(Beginning of SOURCE DATA)

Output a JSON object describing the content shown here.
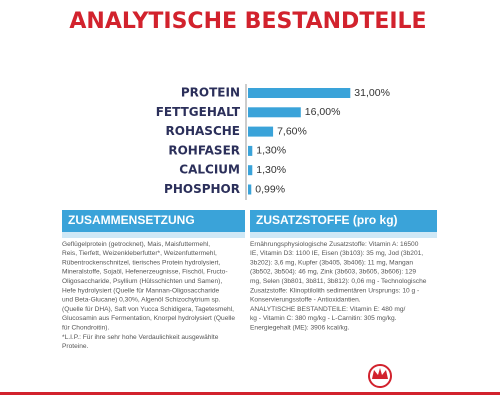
{
  "chart_data": {
    "type": "bar",
    "orientation": "horizontal",
    "title": "ANALYTISCHE BESTANDTEILE",
    "categories": [
      "PROTEIN",
      "FETTGEHALT",
      "ROHASCHE",
      "ROHFASER",
      "CALCIUM",
      "PHOSPHOR"
    ],
    "values": [
      31,
      16,
      7.6,
      1.3,
      1.3,
      0.99
    ],
    "value_labels": [
      "31,00%",
      "16,00%",
      "7,60%",
      "1,30%",
      "1,30%",
      "0,99%"
    ],
    "color": "#3aa3d9"
  },
  "sections": [
    {
      "title": "ZUSAMMENSETZUNG",
      "lines": [
        "Geflügelprotein (getrocknet), Mais, Maisfuttermehl,",
        "Reis, Tierfett, Weizenkleberfutter*, Weizenfuttermehl,",
        "Rübentrockenschnitzel, tierisches Protein hydrolysiert,",
        "Mineralstoffe, Sojaöl, Hefenerzeugnisse, Fischöl, Fructo-",
        "Oligosaccharide, Psyllium (Hülsschichten und Samen),",
        "Hefe hydrolysiert (Quelle für Mannan-Oligosaccharide",
        "und Beta-Glucane) 0,30%, Algenöl Schizochytrium sp.",
        "(Quelle für DHA), Saft von Yucca Schidigera, Tagetesmehl,",
        "Glucosamin aus Fermentation, Knorpel hydrolysiert (Quelle",
        "für Chondroitin).",
        "*L.I.P.: Für ihre sehr hohe Verdaulichkeit ausgewählte",
        "Proteine."
      ]
    },
    {
      "title": "ZUSATZSTOFFE (pro kg)",
      "lines": [
        "Ernährungsphysiologische Zusatzstoffe: Vitamin A: 16500",
        "IE, Vitamin D3: 1100 IE, Eisen (3b103): 35 mg, Jod (3b201,",
        "3b202): 3,6 mg, Kupfer (3b405, 3b406): 11 mg, Mangan",
        "(3b502, 3b504): 46 mg, Zink (3b603, 3b605, 3b606): 129",
        "mg, Selen (3b801, 3b811, 3b812): 0,06 mg - Technologische",
        "Zusatzstoffe: Klinoptilolith sedimentären Ursprungs: 10 g -",
        "Konservierungsstoffe - Antioxidantien.",
        "ANALYTISCHE BESTANDTEILE: Vitamin E: 480 mg/",
        "kg - Vitamin C: 380 mg/kg - L-Carnitin: 305 mg/kg.",
        "Energiegehalt (ME): 3906 kcal/kg."
      ]
    }
  ]
}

(End of SOURCE DATA)

I would like the material above returned exactly as it stands, without its pictures.

EXPECTED ANSWER:
Output a JSON object describing the content shown here.
{
  "chart_data": {
    "type": "bar",
    "orientation": "horizontal",
    "title": "ANALYTISCHE BESTANDTEILE",
    "categories": [
      "PROTEIN",
      "FETTGEHALT",
      "ROHASCHE",
      "ROHFASER",
      "CALCIUM",
      "PHOSPHOR"
    ],
    "values": [
      31,
      16,
      7.6,
      1.3,
      1.3,
      0.99
    ],
    "value_labels": [
      "31,00%",
      "16,00%",
      "7,60%",
      "1,30%",
      "1,30%",
      "0,99%"
    ],
    "color": "#3aa3d9"
  },
  "sections": [
    {
      "title": "ZUSAMMENSETZUNG",
      "lines": [
        "Geflügelprotein (getrocknet), Mais, Maisfuttermehl,",
        "Reis, Tierfett, Weizenkleberfutter*, Weizenfuttermehl,",
        "Rübentrockenschnitzel, tierisches Protein hydrolysiert,",
        "Mineralstoffe, Sojaöl, Hefenerzeugnisse, Fischöl, Fructo-",
        "Oligosaccharide, Psyllium (Hülsschichten und Samen),",
        "Hefe hydrolysiert (Quelle für Mannan-Oligosaccharide",
        "und Beta-Glucane) 0,30%, Algenöl Schizochytrium sp.",
        "(Quelle für DHA), Saft von Yucca Schidigera, Tagetesmehl,",
        "Glucosamin aus Fermentation, Knorpel hydrolysiert (Quelle",
        "für Chondroitin).",
        "*L.I.P.: Für ihre sehr hohe Verdaulichkeit ausgewählte",
        "Proteine."
      ]
    },
    {
      "title": "ZUSATZSTOFFE (pro kg)",
      "lines": [
        "Ernährungsphysiologische Zusatzstoffe: Vitamin A: 16500",
        "IE, Vitamin D3: 1100 IE, Eisen (3b103): 35 mg, Jod (3b201,",
        "3b202): 3,6 mg, Kupfer (3b405, 3b406): 11 mg, Mangan",
        "(3b502, 3b504): 46 mg, Zink (3b603, 3b605, 3b606): 129",
        "mg, Selen (3b801, 3b811, 3b812): 0,06 mg - Technologische",
        "Zusatzstoffe: Klinoptilolith sedimentären Ursprungs: 10 g -",
        "Konservierungsstoffe - Antioxidantien.",
        "ANALYTISCHE BESTANDTEILE: Vitamin E: 480 mg/",
        "kg - Vitamin C: 380 mg/kg - L-Carnitin: 305 mg/kg.",
        "Energiegehalt (ME): 3906 kcal/kg."
      ]
    }
  ]
}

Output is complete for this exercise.